_Objectifs_:
• a. D'après le texte sur le navigateur GPS, répondez brièvement aux questions suivantes :
(i) Quel pays domine aujourd'hui le marché des appareillages GPS pour applications civiles ?
(ii) Combien ce marché pourrait-il rapporter, et sur quelle période ?
(iii) Quelle application agricole est mentionnée ?
• b. Rédigez la suite du texte sur le navigateur GPS, en reprenant après sa dernière phrase.

Les derniers modèles de voitures de rêve, les plus coûteux et les plus luxueux, exhibent, bien en vue, le plus sophi­sti­qué des accessoires jamais installés sur un tableau de bord d'automobile: le navigateur satellitaire GPS, qui permet de voir sur une carte électronique la position du véhicule et le parcours à suivre pour rejoindre la destination. Le marché prometteur des appareillages GPS pour applications civiles est solidement dominé aujourd'hui par les Etats-Unis et pour­rait rapporter quelque 50 milliards de dollars dans les sept prochaines années.

 

Mais ces appareils pourraient tout aussi bien apporter des avantages dans bon nombre d'autres secteurs. Cela va de la sécurité et de l'efficacité des systèmes de transport à l'agri­culture (épandage d'engrais), de la prospection de gise­ments de pétrole et de gaz à la détermination de l'heure exacte. Il y a bien sûr d'autres utilisations possibles, par exemple dans les activités de loisir (voile, excursions, alpi­nisme), dans la pêche (récupérations des filets, localisation des bancs de poissons, surveillance des opérations) et dans l'orientation des mal voyants. Le tout, bien entendu, aura des retombées bénéfiques sur le plan de l'emploi.

_Entrées de cadres de délimitation_:
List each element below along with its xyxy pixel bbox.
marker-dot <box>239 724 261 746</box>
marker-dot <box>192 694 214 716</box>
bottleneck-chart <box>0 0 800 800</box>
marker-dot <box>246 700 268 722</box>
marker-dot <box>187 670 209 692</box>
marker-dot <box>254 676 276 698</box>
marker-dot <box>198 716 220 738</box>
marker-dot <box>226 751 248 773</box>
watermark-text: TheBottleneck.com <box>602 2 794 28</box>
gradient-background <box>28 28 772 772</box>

_Réponses obtenues_:
• a.
(i) Les Etats-Unis.
(ii) Quelque 50 milliards de dollars dans les sept prochaines années.
(iii) L'épandage d'engrais.

• b.
 

Peu d'observateurs ont réellement compris les aspects poli­ti­ques et militaires qui se profilent derrière ce Global Po­si­tion­ning System (ou: GPS). Ce système est le fruit d'une tech­nologie militaire américaine, basée sur une con­stel­la­tion de 24 satellites en orbite géostationnaire, ou en rota­tion à la verticale de l'Equateur avec la même vitesse an­gu­laire que la Terre, si bien qu'ils paraissent fixes à ceux qui les observent depuis celle-ci. Ces satellites sont équipés d'é­metteurs-récepteurs et d'horloges atomiques, qui trans­mettent des signaux précis et cryptés permettant aux utili­sa­teurs autorisés, dotés de récepteurs adéquats, de fixer leur position sur la Terre par rapport à au moins trois sa­tel­lites.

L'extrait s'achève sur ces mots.